* **Set problem**:
Copy out each line containing "name" from the entries below.

Stored data
[Begin]

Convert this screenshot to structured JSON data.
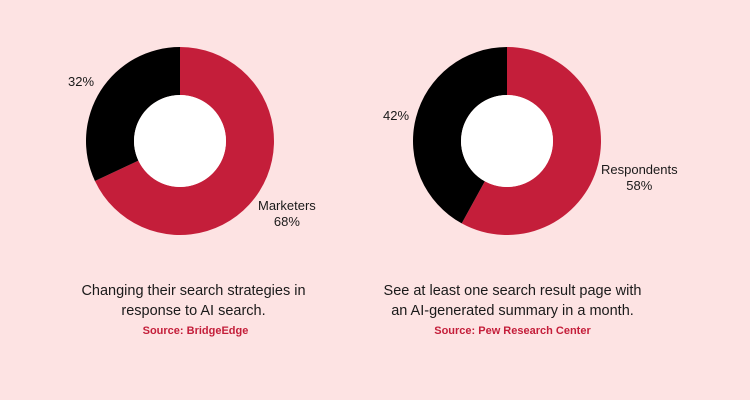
{
  "colors": {
    "background": "#fde3e3",
    "red": "#c41e3a",
    "black": "#000000",
    "hole": "#ffffff",
    "source_text": "#c41e3a"
  },
  "chart_data": [
    {
      "type": "pie",
      "title": "",
      "slices": [
        {
          "label": "Marketers",
          "value": 68,
          "display": "68%",
          "color": "#c41e3a"
        },
        {
          "label": "",
          "value": 32,
          "display": "32%",
          "color": "#000000"
        }
      ],
      "caption_lines": [
        "Changing their search strategies in",
        "response to AI search."
      ],
      "source": "Source: BridgeEdge"
    },
    {
      "type": "pie",
      "title": "",
      "slices": [
        {
          "label": "Respondents",
          "value": 58,
          "display": "58%",
          "color": "#c41e3a"
        },
        {
          "label": "",
          "value": 42,
          "display": "42%",
          "color": "#000000"
        }
      ],
      "caption_lines": [
        "See at least one search result page with",
        "an AI-generated summary in a month."
      ],
      "source": "Source: Pew Research Center"
    }
  ]
}
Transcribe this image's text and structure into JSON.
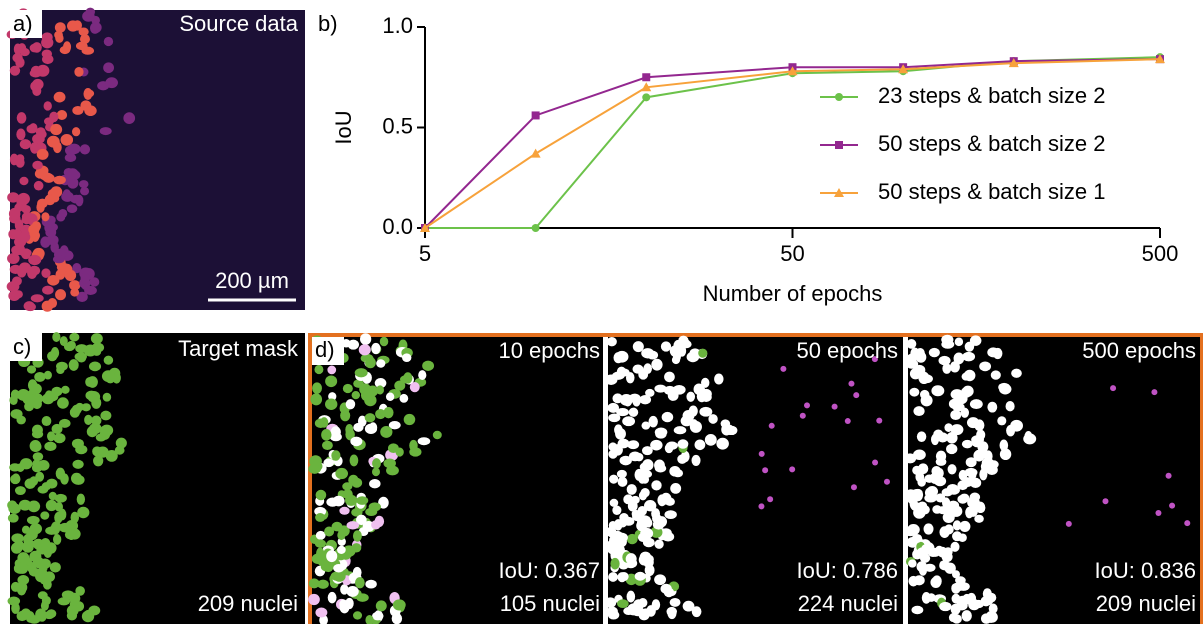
{
  "panels": {
    "a": {
      "label": "a)",
      "title": "Source data",
      "scale_bar": "200 µm"
    },
    "b": {
      "label": "b)"
    },
    "c": {
      "label": "c)",
      "title": "Target mask",
      "count": "209 nuclei"
    },
    "d": {
      "label": "d)",
      "images": [
        {
          "title": "10 epochs",
          "iou": "IoU: 0.367",
          "count": "105 nuclei"
        },
        {
          "title": "50 epochs",
          "iou": "IoU: 0.786",
          "count": "224 nuclei"
        },
        {
          "title": "500 epochs",
          "iou": "IoU: 0.836",
          "count": "209 nuclei"
        }
      ]
    }
  },
  "chart_data": {
    "type": "line",
    "x_label": "Number of epochs",
    "y_label": "IoU",
    "x": [
      5,
      10,
      20,
      50,
      100,
      200,
      500
    ],
    "log_x": true,
    "xlim": [
      5,
      500
    ],
    "xticks": [
      5,
      50,
      500
    ],
    "ylim": [
      0,
      1
    ],
    "yticks": [
      {
        "value": 0,
        "label": "0.0"
      },
      {
        "value": 0.5,
        "label": "0.5"
      },
      {
        "value": 1,
        "label": "1.0"
      }
    ],
    "legend": "right",
    "series": [
      {
        "name": "23 steps & batch size 2",
        "color": "#6cc24a",
        "marker": "circle",
        "values": [
          0,
          0,
          0.65,
          0.77,
          0.78,
          0.83,
          0.85
        ]
      },
      {
        "name": "50 steps & batch size 2",
        "color": "#93278f",
        "marker": "square",
        "values": [
          0,
          0.56,
          0.75,
          0.8,
          0.8,
          0.83,
          0.84
        ]
      },
      {
        "name": "50 steps & batch size 1",
        "color": "#f7a23b",
        "marker": "triangle",
        "values": [
          0,
          0.37,
          0.7,
          0.78,
          0.79,
          0.82,
          0.84
        ]
      }
    ]
  }
}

[End]

* **Written answer**:
        "name": "23 steps & batch size 2",
        "name": "50 steps & batch size 2",
        "name": "50 steps & batch size 1",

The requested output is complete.